Problem statement:
In your copy, leave out the pictures and repeat the entries below exactly.

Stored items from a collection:
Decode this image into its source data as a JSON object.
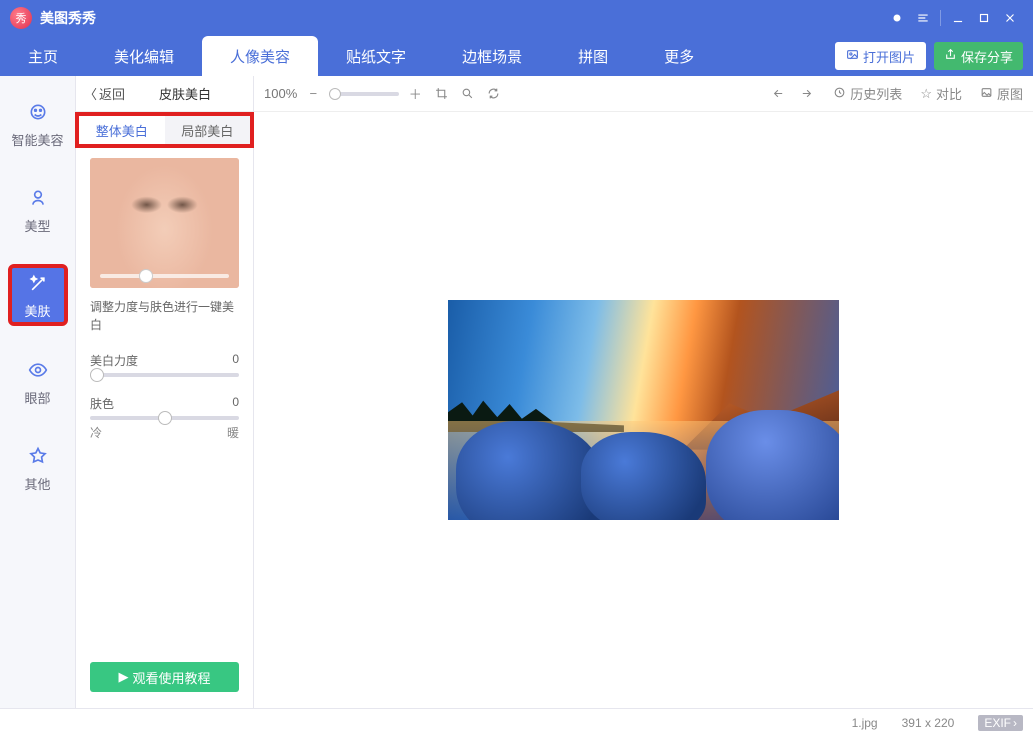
{
  "app": {
    "name": "美图秀秀"
  },
  "window_controls": {
    "chat": "●",
    "menu": "≡",
    "min": "—",
    "max": "☐",
    "close": "✕"
  },
  "topnav": {
    "tabs": [
      "主页",
      "美化编辑",
      "人像美容",
      "贴纸文字",
      "边框场景",
      "拼图",
      "更多"
    ],
    "active_index": 2,
    "open_image": "打开图片",
    "save_share": "保存分享"
  },
  "left_sidebar": {
    "items": [
      {
        "label": "智能美容",
        "icon": "face-smart-icon"
      },
      {
        "label": "美型",
        "icon": "shape-icon"
      },
      {
        "label": "美肤",
        "icon": "wand-icon"
      },
      {
        "label": "眼部",
        "icon": "eye-icon"
      },
      {
        "label": "其他",
        "icon": "star-icon"
      }
    ],
    "highlight_index": 2
  },
  "ctrl_panel": {
    "back": "返回",
    "title": "皮肤美白",
    "subtabs": {
      "items": [
        "整体美白",
        "局部美白"
      ],
      "active_index": 0
    },
    "desc": "调整力度与肤色进行一键美白",
    "slider1": {
      "label": "美白力度",
      "value": "0",
      "knob_pct": 0
    },
    "slider2": {
      "label": "肤色",
      "value": "0",
      "knob_pct": 50,
      "left_label": "冷",
      "right_label": "暖"
    },
    "tutorial": "观看使用教程"
  },
  "canvas_toolbar": {
    "zoom": "100%",
    "history": "历史列表",
    "compare": "对比",
    "original": "原图"
  },
  "status": {
    "filename": "1.jpg",
    "dimensions": "391 x 220",
    "exif": "EXIF"
  }
}
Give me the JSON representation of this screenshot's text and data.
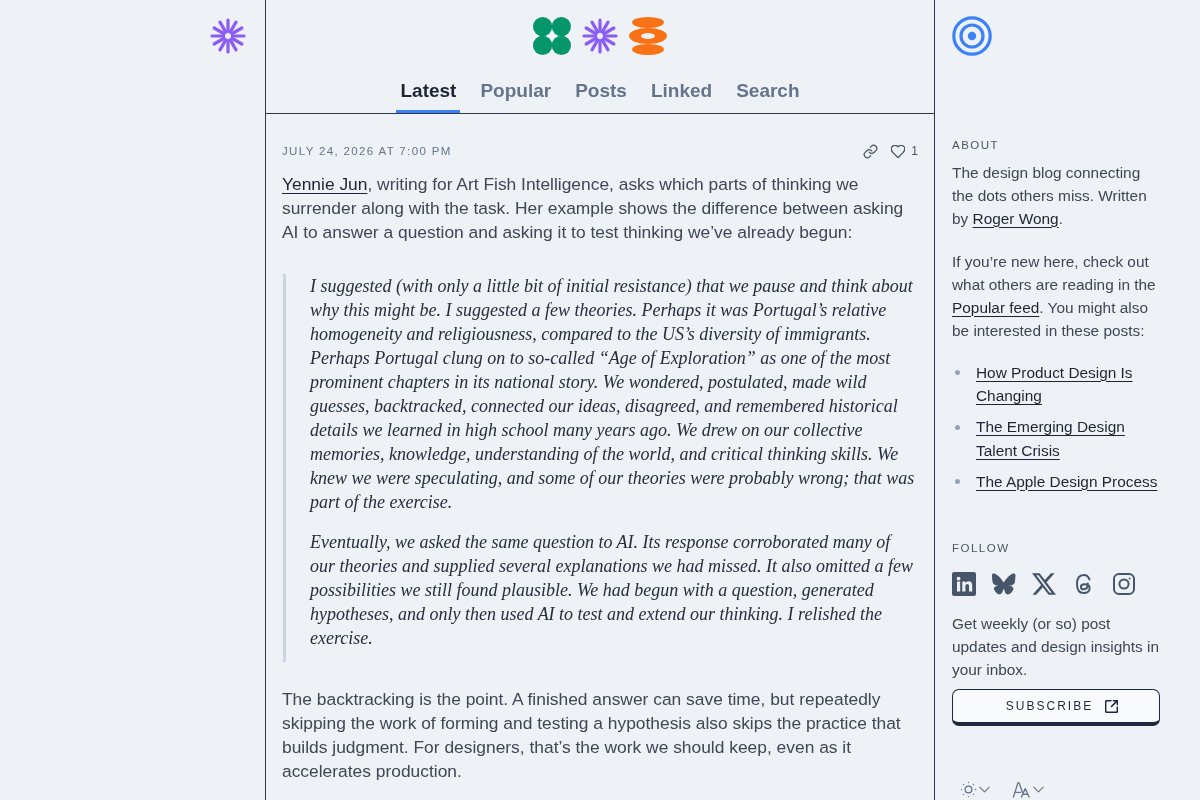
{
  "header": {
    "tabs": [
      {
        "label": "Latest",
        "selected": true
      },
      {
        "label": "Popular",
        "selected": false
      },
      {
        "label": "Posts",
        "selected": false
      },
      {
        "label": "Linked",
        "selected": false
      },
      {
        "label": "Search",
        "selected": false
      }
    ]
  },
  "post": {
    "date": "JULY 24, 2026 AT 7:00 PM",
    "like_count": "1",
    "intro": [
      {
        "kind": "link",
        "text": "Yennie Jun"
      },
      {
        "kind": "text",
        "text": ", writing for Art Fish Intelligence, asks which parts of thinking we surrender along with the task. Her example shows the difference between asking AI to answer a question and asking it to test thinking we’ve already begun:"
      }
    ],
    "quote": [
      "I suggested (with only a little bit of initial resistance) that we pause and think about why this might be. I suggested a few theories. Perhaps it was Portugal’s relative homogeneity and religiousness, compared to the US’s diversity of immigrants. Perhaps Portugal clung on to so-called “Age of Exploration” as one of the most prominent chapters in its national story. We wondered, postulated, made wild guesses, backtracked, connected our ideas, disagreed, and remembered historical details we learned in high school many years ago. We drew on our collective memories, knowledge, understanding of the world, and critical thinking skills. We knew we were speculating, and some of our theories were probably wrong; that was part of the exercise.",
      "Eventually, we asked the same question to AI. Its response corroborated many of our theories and supplied several explanations we had missed. It also omitted a few possibilities we still found plausible. We had begun with a question, generated hypotheses, and only then used AI to test and extend our thinking. I relished the exercise."
    ],
    "closing": "The backtracking is the point. A finished answer can save time, but repeatedly skipping the work of forming and testing a hypothesis also skips the practice that builds judgment. For designers, that’s the work we should keep, even as it accelerates production."
  },
  "sidebar": {
    "about": {
      "heading": "ABOUT",
      "paragraphs": [
        [
          {
            "kind": "text",
            "text": "The design blog connecting the dots others miss. Written by "
          },
          {
            "kind": "link",
            "text": "Roger Wong"
          },
          {
            "kind": "text",
            "text": "."
          }
        ],
        [
          {
            "kind": "text",
            "text": "If you’re new here, check out what others are reading in the "
          },
          {
            "kind": "link",
            "text": "Popular feed"
          },
          {
            "kind": "text",
            "text": ". You might also be interested in these posts:"
          }
        ]
      ],
      "posts": [
        "How Product Design Is Changing",
        "The Emerging Design Talent Crisis",
        "The Apple Design Process"
      ]
    },
    "follow": {
      "heading": "FOLLOW",
      "text": "Get weekly (or so) post updates and design insights in your inbox.",
      "subscribe_button": "SUBSCRIBE"
    }
  }
}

Expected output:
Decode this image into its source data as a JSON object.
{
  "app": {
    "name": "美图秀秀"
  },
  "window_controls": {
    "chat": "●",
    "menu": "≡",
    "min": "—",
    "max": "☐",
    "close": "✕"
  },
  "topnav": {
    "tabs": [
      "主页",
      "美化编辑",
      "人像美容",
      "贴纸文字",
      "边框场景",
      "拼图",
      "更多"
    ],
    "active_index": 2,
    "open_image": "打开图片",
    "save_share": "保存分享"
  },
  "left_sidebar": {
    "items": [
      {
        "label": "智能美容",
        "icon": "face-smart-icon"
      },
      {
        "label": "美型",
        "icon": "shape-icon"
      },
      {
        "label": "美肤",
        "icon": "wand-icon"
      },
      {
        "label": "眼部",
        "icon": "eye-icon"
      },
      {
        "label": "其他",
        "icon": "star-icon"
      }
    ],
    "highlight_index": 2
  },
  "ctrl_panel": {
    "back": "返回",
    "title": "皮肤美白",
    "subtabs": {
      "items": [
        "整体美白",
        "局部美白"
      ],
      "active_index": 0
    },
    "desc": "调整力度与肤色进行一键美白",
    "slider1": {
      "label": "美白力度",
      "value": "0",
      "knob_pct": 0
    },
    "slider2": {
      "label": "肤色",
      "value": "0",
      "knob_pct": 50,
      "left_label": "冷",
      "right_label": "暖"
    },
    "tutorial": "观看使用教程"
  },
  "canvas_toolbar": {
    "zoom": "100%",
    "history": "历史列表",
    "compare": "对比",
    "original": "原图"
  },
  "status": {
    "filename": "1.jpg",
    "dimensions": "391 x 220",
    "exif": "EXIF"
  }
}
Give me the JSON representation of this screenshot's text and data.
{
  "header": {
    "tabs": [
      {
        "label": "Latest",
        "selected": true
      },
      {
        "label": "Popular",
        "selected": false
      },
      {
        "label": "Posts",
        "selected": false
      },
      {
        "label": "Linked",
        "selected": false
      },
      {
        "label": "Search",
        "selected": false
      }
    ]
  },
  "post": {
    "date": "JULY 24, 2026 AT 7:00 PM",
    "like_count": "1",
    "intro": [
      {
        "kind": "link",
        "text": "Yennie Jun"
      },
      {
        "kind": "text",
        "text": ", writing for Art Fish Intelligence, asks which parts of thinking we surrender along with the task. Her example shows the difference between asking AI to answer a question and asking it to test thinking we’ve already begun:"
      }
    ],
    "quote": [
      "I suggested (with only a little bit of initial resistance) that we pause and think about why this might be. I suggested a few theories. Perhaps it was Portugal’s relative homogeneity and religiousness, compared to the US’s diversity of immigrants. Perhaps Portugal clung on to so-called “Age of Exploration” as one of the most prominent chapters in its national story. We wondered, postulated, made wild guesses, backtracked, connected our ideas, disagreed, and remembered historical details we learned in high school many years ago. We drew on our collective memories, knowledge, understanding of the world, and critical thinking skills. We knew we were speculating, and some of our theories were probably wrong; that was part of the exercise.",
      "Eventually, we asked the same question to AI. Its response corroborated many of our theories and supplied several explanations we had missed. It also omitted a few possibilities we still found plausible. We had begun with a question, generated hypotheses, and only then used AI to test and extend our thinking. I relished the exercise."
    ],
    "closing": "The backtracking is the point. A finished answer can save time, but repeatedly skipping the work of forming and testing a hypothesis also skips the practice that builds judgment. For designers, that’s the work we should keep, even as it accelerates production."
  },
  "sidebar": {
    "about": {
      "heading": "ABOUT",
      "paragraphs": [
        [
          {
            "kind": "text",
            "text": "The design blog connecting the dots others miss. Written by "
          },
          {
            "kind": "link",
            "text": "Roger Wong"
          },
          {
            "kind": "text",
            "text": "."
          }
        ],
        [
          {
            "kind": "text",
            "text": "If you’re new here, check out what others are reading in the "
          },
          {
            "kind": "link",
            "text": "Popular feed"
          },
          {
            "kind": "text",
            "text": ". You might also be interested in these posts:"
          }
        ]
      ],
      "posts": [
        "How Product Design Is Changing",
        "The Emerging Design Talent Crisis",
        "The Apple Design Process"
      ]
    },
    "follow": {
      "heading": "FOLLOW",
      "text": "Get weekly (or so) post updates and design insights in your inbox.",
      "subscribe_button": "SUBSCRIBE"
    }
  }
}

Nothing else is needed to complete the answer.